◆ Data records:
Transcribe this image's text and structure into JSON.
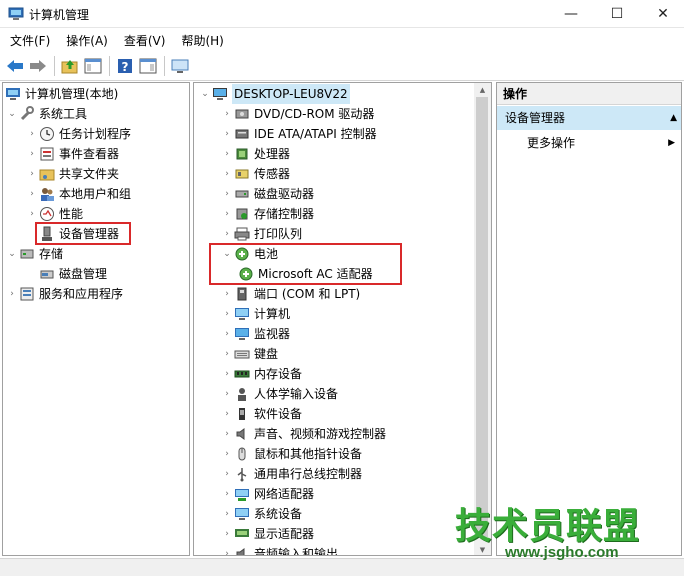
{
  "window": {
    "title": "计算机管理",
    "min_glyph": "—",
    "max_glyph": "☐",
    "close_glyph": "✕"
  },
  "menu": {
    "file": "文件(F)",
    "action": "操作(A)",
    "view": "查看(V)",
    "help": "帮助(H)"
  },
  "left_tree": {
    "root": "计算机管理(本地)",
    "system_tools": "系统工具",
    "task_scheduler": "任务计划程序",
    "event_viewer": "事件查看器",
    "shared_folders": "共享文件夹",
    "local_users": "本地用户和组",
    "performance": "性能",
    "device_manager": "设备管理器",
    "storage": "存储",
    "disk_management": "磁盘管理",
    "services_apps": "服务和应用程序"
  },
  "device_tree": {
    "root": "DESKTOP-LEU8V22",
    "items": [
      {
        "label": "DVD/CD-ROM 驱动器",
        "icon": "dvd-drive-icon"
      },
      {
        "label": "IDE ATA/ATAPI 控制器",
        "icon": "ide-controller-icon"
      },
      {
        "label": "处理器",
        "icon": "processor-icon"
      },
      {
        "label": "传感器",
        "icon": "sensor-icon"
      },
      {
        "label": "磁盘驱动器",
        "icon": "disk-drive-icon"
      },
      {
        "label": "存储控制器",
        "icon": "storage-controller-icon"
      },
      {
        "label": "打印队列",
        "icon": "printer-icon"
      },
      {
        "label": "电池",
        "icon": "battery-icon",
        "expanded": true
      },
      {
        "label": "Microsoft AC 适配器",
        "icon": "ac-adapter-icon",
        "child": true
      },
      {
        "label": "端口 (COM 和 LPT)",
        "icon": "port-icon"
      },
      {
        "label": "计算机",
        "icon": "computer-icon"
      },
      {
        "label": "监视器",
        "icon": "monitor-icon"
      },
      {
        "label": "键盘",
        "icon": "keyboard-icon"
      },
      {
        "label": "内存设备",
        "icon": "memory-icon"
      },
      {
        "label": "人体学输入设备",
        "icon": "hid-icon"
      },
      {
        "label": "软件设备",
        "icon": "software-device-icon"
      },
      {
        "label": "声音、视频和游戏控制器",
        "icon": "sound-icon"
      },
      {
        "label": "鼠标和其他指针设备",
        "icon": "mouse-icon"
      },
      {
        "label": "通用串行总线控制器",
        "icon": "usb-icon"
      },
      {
        "label": "网络适配器",
        "icon": "network-adapter-icon"
      },
      {
        "label": "系统设备",
        "icon": "system-device-icon"
      },
      {
        "label": "显示适配器",
        "icon": "display-adapter-icon"
      },
      {
        "label": "音频输入和输出",
        "icon": "audio-io-icon"
      }
    ]
  },
  "actions": {
    "header": "操作",
    "selected": "设备管理器",
    "more": "更多操作"
  },
  "watermark": {
    "cn": "技术员联盟",
    "url": "www.jsgho.com"
  },
  "colors": {
    "highlight_box": "#d9292a",
    "selection": "#cde8f7",
    "watermark": "#3aae3a"
  }
}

◆ Instruction: Answer with one number only: how many lines above contain the word "drive".

◆ Task response: 2